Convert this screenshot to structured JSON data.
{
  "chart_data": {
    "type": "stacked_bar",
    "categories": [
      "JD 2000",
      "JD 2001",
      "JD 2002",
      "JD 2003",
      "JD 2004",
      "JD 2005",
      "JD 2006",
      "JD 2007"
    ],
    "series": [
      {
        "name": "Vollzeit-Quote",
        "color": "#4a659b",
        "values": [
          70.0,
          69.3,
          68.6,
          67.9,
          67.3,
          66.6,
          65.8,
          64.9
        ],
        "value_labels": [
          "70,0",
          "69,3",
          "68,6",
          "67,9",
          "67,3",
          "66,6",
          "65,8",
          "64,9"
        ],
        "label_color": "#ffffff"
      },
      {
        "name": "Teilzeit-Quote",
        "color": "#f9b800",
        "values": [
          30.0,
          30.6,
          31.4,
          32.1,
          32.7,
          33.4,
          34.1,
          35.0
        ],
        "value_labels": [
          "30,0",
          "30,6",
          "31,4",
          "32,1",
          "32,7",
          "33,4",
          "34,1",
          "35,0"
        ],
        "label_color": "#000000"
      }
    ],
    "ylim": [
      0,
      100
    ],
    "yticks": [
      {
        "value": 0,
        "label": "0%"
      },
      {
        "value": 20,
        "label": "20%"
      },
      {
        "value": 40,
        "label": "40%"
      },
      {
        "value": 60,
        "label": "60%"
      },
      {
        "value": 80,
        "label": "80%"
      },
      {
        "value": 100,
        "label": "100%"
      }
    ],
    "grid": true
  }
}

## EXERCISE AIM
Nothing in the data may differ; print all of it exactly as written.

## SOLUTION TO THIS PROBLEM
Convert this screenshot to structured JSON data.
{
  "chart_data": {
    "type": "stacked_bar",
    "categories": [
      "JD 2000",
      "JD 2001",
      "JD 2002",
      "JD 2003",
      "JD 2004",
      "JD 2005",
      "JD 2006",
      "JD 2007"
    ],
    "series": [
      {
        "name": "Vollzeit-Quote",
        "color": "#4a659b",
        "values": [
          70.0,
          69.3,
          68.6,
          67.9,
          67.3,
          66.6,
          65.8,
          64.9
        ],
        "value_labels": [
          "70,0",
          "69,3",
          "68,6",
          "67,9",
          "67,3",
          "66,6",
          "65,8",
          "64,9"
        ],
        "label_color": "#ffffff"
      },
      {
        "name": "Teilzeit-Quote",
        "color": "#f9b800",
        "values": [
          30.0,
          30.6,
          31.4,
          32.1,
          32.7,
          33.4,
          34.1,
          35.0
        ],
        "value_labels": [
          "30,0",
          "30,6",
          "31,4",
          "32,1",
          "32,7",
          "33,4",
          "34,1",
          "35,0"
        ],
        "label_color": "#000000"
      }
    ],
    "ylim": [
      0,
      100
    ],
    "yticks": [
      {
        "value": 0,
        "label": "0%"
      },
      {
        "value": 20,
        "label": "20%"
      },
      {
        "value": 40,
        "label": "40%"
      },
      {
        "value": 60,
        "label": "60%"
      },
      {
        "value": 80,
        "label": "80%"
      },
      {
        "value": 100,
        "label": "100%"
      }
    ],
    "grid": true
  }
}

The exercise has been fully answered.